What is expected:
What you return should match every record exactly, with the images removed.

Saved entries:
◇ ◇ ◇ ◇ ◇
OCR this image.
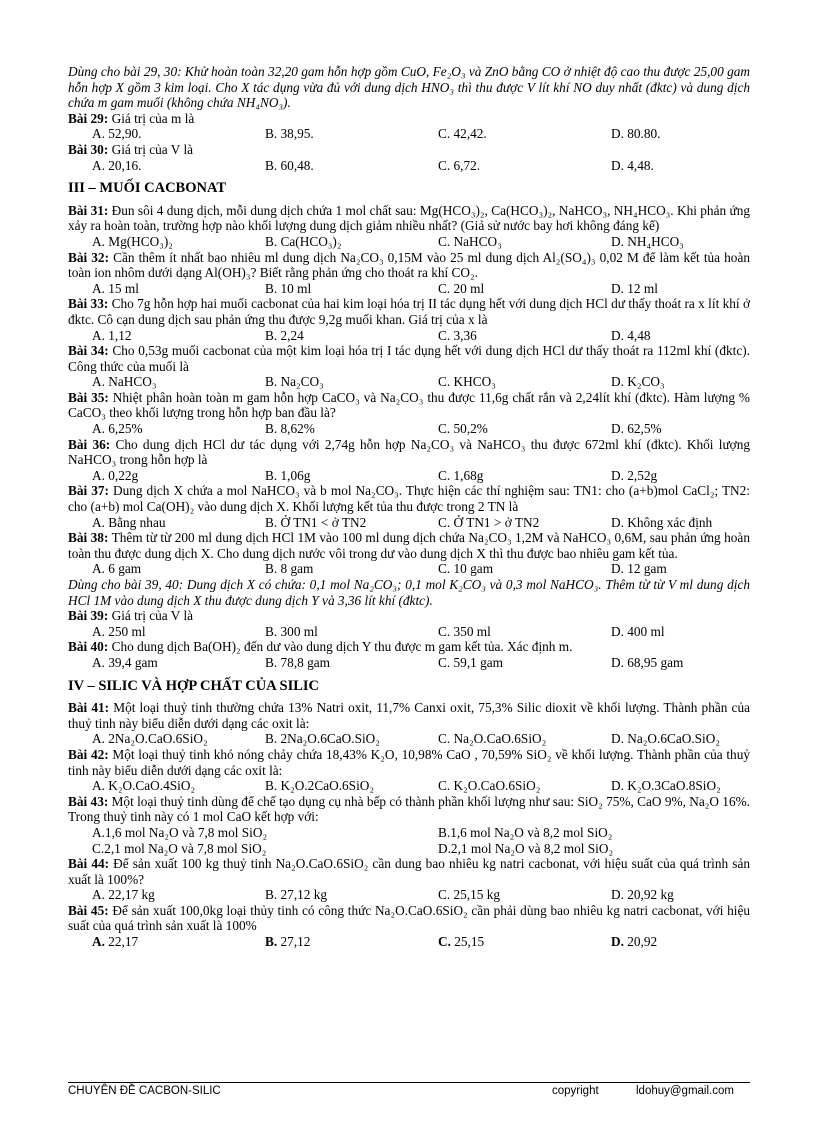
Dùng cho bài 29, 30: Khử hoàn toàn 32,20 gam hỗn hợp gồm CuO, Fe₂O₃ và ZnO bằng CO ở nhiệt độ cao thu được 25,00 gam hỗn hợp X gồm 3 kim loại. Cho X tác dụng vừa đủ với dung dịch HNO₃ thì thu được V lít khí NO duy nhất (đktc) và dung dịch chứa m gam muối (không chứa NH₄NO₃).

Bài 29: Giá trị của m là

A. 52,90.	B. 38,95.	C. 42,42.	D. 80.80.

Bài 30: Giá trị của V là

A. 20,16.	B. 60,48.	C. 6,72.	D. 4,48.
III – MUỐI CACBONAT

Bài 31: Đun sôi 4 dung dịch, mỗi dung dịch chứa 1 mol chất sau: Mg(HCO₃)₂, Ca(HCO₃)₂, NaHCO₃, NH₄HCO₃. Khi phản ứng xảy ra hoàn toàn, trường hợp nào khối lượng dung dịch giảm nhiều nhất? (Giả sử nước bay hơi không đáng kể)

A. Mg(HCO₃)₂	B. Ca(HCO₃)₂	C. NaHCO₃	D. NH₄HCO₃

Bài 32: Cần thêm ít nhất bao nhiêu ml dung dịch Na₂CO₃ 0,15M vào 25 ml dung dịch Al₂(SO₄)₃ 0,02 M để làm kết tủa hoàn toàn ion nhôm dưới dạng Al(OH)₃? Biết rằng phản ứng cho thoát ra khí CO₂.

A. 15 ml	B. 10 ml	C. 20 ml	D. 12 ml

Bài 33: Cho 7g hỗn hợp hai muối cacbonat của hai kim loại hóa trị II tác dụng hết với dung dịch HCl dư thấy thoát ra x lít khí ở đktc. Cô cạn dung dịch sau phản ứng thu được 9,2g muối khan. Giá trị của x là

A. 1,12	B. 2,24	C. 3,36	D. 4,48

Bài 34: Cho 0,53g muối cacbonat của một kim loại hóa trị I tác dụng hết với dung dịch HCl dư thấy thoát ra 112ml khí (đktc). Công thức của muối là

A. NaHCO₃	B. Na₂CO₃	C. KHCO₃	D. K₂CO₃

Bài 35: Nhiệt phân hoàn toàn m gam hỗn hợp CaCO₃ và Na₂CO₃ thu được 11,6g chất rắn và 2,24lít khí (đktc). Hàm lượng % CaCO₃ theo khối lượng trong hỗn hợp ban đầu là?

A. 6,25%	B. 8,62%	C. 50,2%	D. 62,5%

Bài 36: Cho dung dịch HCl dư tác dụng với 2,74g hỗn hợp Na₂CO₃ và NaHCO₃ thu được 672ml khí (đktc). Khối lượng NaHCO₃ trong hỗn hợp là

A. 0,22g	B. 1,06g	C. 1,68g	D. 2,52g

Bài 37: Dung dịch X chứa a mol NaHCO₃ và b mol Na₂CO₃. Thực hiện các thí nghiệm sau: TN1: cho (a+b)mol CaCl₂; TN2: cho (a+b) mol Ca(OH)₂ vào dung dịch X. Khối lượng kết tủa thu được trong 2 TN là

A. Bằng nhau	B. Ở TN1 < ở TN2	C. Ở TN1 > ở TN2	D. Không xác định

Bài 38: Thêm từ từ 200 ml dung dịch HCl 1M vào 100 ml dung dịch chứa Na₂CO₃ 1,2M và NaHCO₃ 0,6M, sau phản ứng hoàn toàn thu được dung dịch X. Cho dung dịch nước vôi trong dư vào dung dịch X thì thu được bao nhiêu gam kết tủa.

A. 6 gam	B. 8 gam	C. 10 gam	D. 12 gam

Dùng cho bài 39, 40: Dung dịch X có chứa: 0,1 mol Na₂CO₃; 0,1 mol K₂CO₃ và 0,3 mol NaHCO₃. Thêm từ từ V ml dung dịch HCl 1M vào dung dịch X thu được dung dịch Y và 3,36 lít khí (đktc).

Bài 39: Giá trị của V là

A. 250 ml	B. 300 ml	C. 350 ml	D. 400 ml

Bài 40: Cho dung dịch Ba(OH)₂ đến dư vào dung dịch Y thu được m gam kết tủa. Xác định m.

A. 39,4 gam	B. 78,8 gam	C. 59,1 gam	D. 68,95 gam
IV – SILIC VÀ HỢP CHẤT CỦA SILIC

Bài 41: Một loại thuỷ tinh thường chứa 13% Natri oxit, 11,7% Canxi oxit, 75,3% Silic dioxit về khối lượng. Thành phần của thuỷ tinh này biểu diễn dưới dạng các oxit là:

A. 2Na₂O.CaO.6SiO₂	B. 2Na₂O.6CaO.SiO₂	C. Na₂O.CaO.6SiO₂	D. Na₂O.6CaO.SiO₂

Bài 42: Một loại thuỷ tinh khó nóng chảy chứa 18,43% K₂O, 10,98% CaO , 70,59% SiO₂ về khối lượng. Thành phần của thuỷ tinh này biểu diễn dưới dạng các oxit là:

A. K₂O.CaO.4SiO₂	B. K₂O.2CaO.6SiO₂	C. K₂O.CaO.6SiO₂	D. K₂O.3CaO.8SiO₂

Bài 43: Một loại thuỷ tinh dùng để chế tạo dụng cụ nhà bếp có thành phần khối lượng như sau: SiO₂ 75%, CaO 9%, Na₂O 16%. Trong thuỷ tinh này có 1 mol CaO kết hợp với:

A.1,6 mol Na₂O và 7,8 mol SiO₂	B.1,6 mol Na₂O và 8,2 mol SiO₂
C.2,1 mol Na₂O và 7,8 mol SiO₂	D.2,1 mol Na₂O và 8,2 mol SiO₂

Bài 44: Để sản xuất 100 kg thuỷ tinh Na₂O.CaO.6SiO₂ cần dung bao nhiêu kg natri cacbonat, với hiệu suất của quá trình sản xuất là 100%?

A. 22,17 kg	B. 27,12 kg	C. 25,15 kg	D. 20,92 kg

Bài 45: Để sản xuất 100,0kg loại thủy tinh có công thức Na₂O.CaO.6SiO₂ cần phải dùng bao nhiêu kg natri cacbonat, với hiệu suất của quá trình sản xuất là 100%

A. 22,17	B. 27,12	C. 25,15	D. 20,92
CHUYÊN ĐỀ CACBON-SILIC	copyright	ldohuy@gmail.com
◇ ◇ ◇ ◇ ◇
Full output:
OCR this image.
Dùng cho bài 29, 30: Khử hoàn toàn 32,20 gam hỗn hợp gồm CuO, Fe₂O₃ và ZnO bằng CO ở nhiệt độ cao thu được 25,00 gam hỗn hợp X gồm 3 kim loại. Cho X tác dụng vừa đủ với dung dịch HNO₃ thì thu được V lít khí NO duy nhất (đktc) và dung dịch chứa m gam muối (không chứa NH₄NO₃).

Bài 29: Giá trị của m là

A. 52,90.	B. 38,95.	C. 42,42.	D. 80.80.

Bài 30: Giá trị của V là

A. 20,16.	B. 60,48.	C. 6,72.	D. 4,48.
III – MUỐI CACBONAT

Bài 31: Đun sôi 4 dung dịch, mỗi dung dịch chứa 1 mol chất sau: Mg(HCO₃)₂, Ca(HCO₃)₂, NaHCO₃, NH₄HCO₃. Khi phản ứng xảy ra hoàn toàn, trường hợp nào khối lượng dung dịch giảm nhiều nhất? (Giả sử nước bay hơi không đáng kể)

A. Mg(HCO₃)₂	B. Ca(HCO₃)₂	C. NaHCO₃	D. NH₄HCO₃

Bài 32: Cần thêm ít nhất bao nhiêu ml dung dịch Na₂CO₃ 0,15M vào 25 ml dung dịch Al₂(SO₄)₃ 0,02 M để làm kết tủa hoàn toàn ion nhôm dưới dạng Al(OH)₃? Biết rằng phản ứng cho thoát ra khí CO₂.

A. 15 ml	B. 10 ml	C. 20 ml	D. 12 ml

Bài 33: Cho 7g hỗn hợp hai muối cacbonat của hai kim loại hóa trị II tác dụng hết với dung dịch HCl dư thấy thoát ra x lít khí ở đktc. Cô cạn dung dịch sau phản ứng thu được 9,2g muối khan. Giá trị của x là

A. 1,12	B. 2,24	C. 3,36	D. 4,48

Bài 34: Cho 0,53g muối cacbonat của một kim loại hóa trị I tác dụng hết với dung dịch HCl dư thấy thoát ra 112ml khí (đktc). Công thức của muối là

A. NaHCO₃	B. Na₂CO₃	C. KHCO₃	D. K₂CO₃

Bài 35: Nhiệt phân hoàn toàn m gam hỗn hợp CaCO₃ và Na₂CO₃ thu được 11,6g chất rắn và 2,24lít khí (đktc). Hàm lượng % CaCO₃ theo khối lượng trong hỗn hợp ban đầu là?

A. 6,25%	B. 8,62%	C. 50,2%	D. 62,5%

Bài 36: Cho dung dịch HCl dư tác dụng với 2,74g hỗn hợp Na₂CO₃ và NaHCO₃ thu được 672ml khí (đktc). Khối lượng NaHCO₃ trong hỗn hợp là

A. 0,22g	B. 1,06g	C. 1,68g	D. 2,52g

Bài 37: Dung dịch X chứa a mol NaHCO₃ và b mol Na₂CO₃. Thực hiện các thí nghiệm sau: TN1: cho (a+b)mol CaCl₂; TN2: cho (a+b) mol Ca(OH)₂ vào dung dịch X. Khối lượng kết tủa thu được trong 2 TN là

A. Bằng nhau	B. Ở TN1 < ở TN2	C. Ở TN1 > ở TN2	D. Không xác định

Bài 38: Thêm từ từ 200 ml dung dịch HCl 1M vào 100 ml dung dịch chứa Na₂CO₃ 1,2M và NaHCO₃ 0,6M, sau phản ứng hoàn toàn thu được dung dịch X. Cho dung dịch nước vôi trong dư vào dung dịch X thì thu được bao nhiêu gam kết tủa.

A. 6 gam	B. 8 gam	C. 10 gam	D. 12 gam

Dùng cho bài 39, 40: Dung dịch X có chứa: 0,1 mol Na₂CO₃; 0,1 mol K₂CO₃ và 0,3 mol NaHCO₃. Thêm từ từ V ml dung dịch HCl 1M vào dung dịch X thu được dung dịch Y và 3,36 lít khí (đktc).

Bài 39: Giá trị của V là

A. 250 ml	B. 300 ml	C. 350 ml	D. 400 ml

Bài 40: Cho dung dịch Ba(OH)₂ đến dư vào dung dịch Y thu được m gam kết tủa. Xác định m.

A. 39,4 gam	B. 78,8 gam	C. 59,1 gam	D. 68,95 gam
IV – SILIC VÀ HỢP CHẤT CỦA SILIC

Bài 41: Một loại thuỷ tinh thường chứa 13% Natri oxit, 11,7% Canxi oxit, 75,3% Silic dioxit về khối lượng. Thành phần của thuỷ tinh này biểu diễn dưới dạng các oxit là:

A. 2Na₂O.CaO.6SiO₂	B. 2Na₂O.6CaO.SiO₂	C. Na₂O.CaO.6SiO₂	D. Na₂O.6CaO.SiO₂

Bài 42: Một loại thuỷ tinh khó nóng chảy chứa 18,43% K₂O, 10,98% CaO , 70,59% SiO₂ về khối lượng. Thành phần của thuỷ tinh này biểu diễn dưới dạng các oxit là:

A. K₂O.CaO.4SiO₂	B. K₂O.2CaO.6SiO₂	C. K₂O.CaO.6SiO₂	D. K₂O.3CaO.8SiO₂

Bài 43: Một loại thuỷ tinh dùng để chế tạo dụng cụ nhà bếp có thành phần khối lượng như sau: SiO₂ 75%, CaO 9%, Na₂O 16%. Trong thuỷ tinh này có 1 mol CaO kết hợp với:

A.1,6 mol Na₂O và 7,8 mol SiO₂	B.1,6 mol Na₂O và 8,2 mol SiO₂
C.2,1 mol Na₂O và 7,8 mol SiO₂	D.2,1 mol Na₂O và 8,2 mol SiO₂

Bài 44: Để sản xuất 100 kg thuỷ tinh Na₂O.CaO.6SiO₂ cần dung bao nhiêu kg natri cacbonat, với hiệu suất của quá trình sản xuất là 100%?

A. 22,17 kg	B. 27,12 kg	C. 25,15 kg	D. 20,92 kg

Bài 45: Để sản xuất 100,0kg loại thủy tinh có công thức Na₂O.CaO.6SiO₂ cần phải dùng bao nhiêu kg natri cacbonat, với hiệu suất của quá trình sản xuất là 100%

A. 22,17	B. 27,12	C. 25,15	D. 20,92
CHUYÊN ĐỀ CACBON-SILIC	copyright	ldohuy@gmail.com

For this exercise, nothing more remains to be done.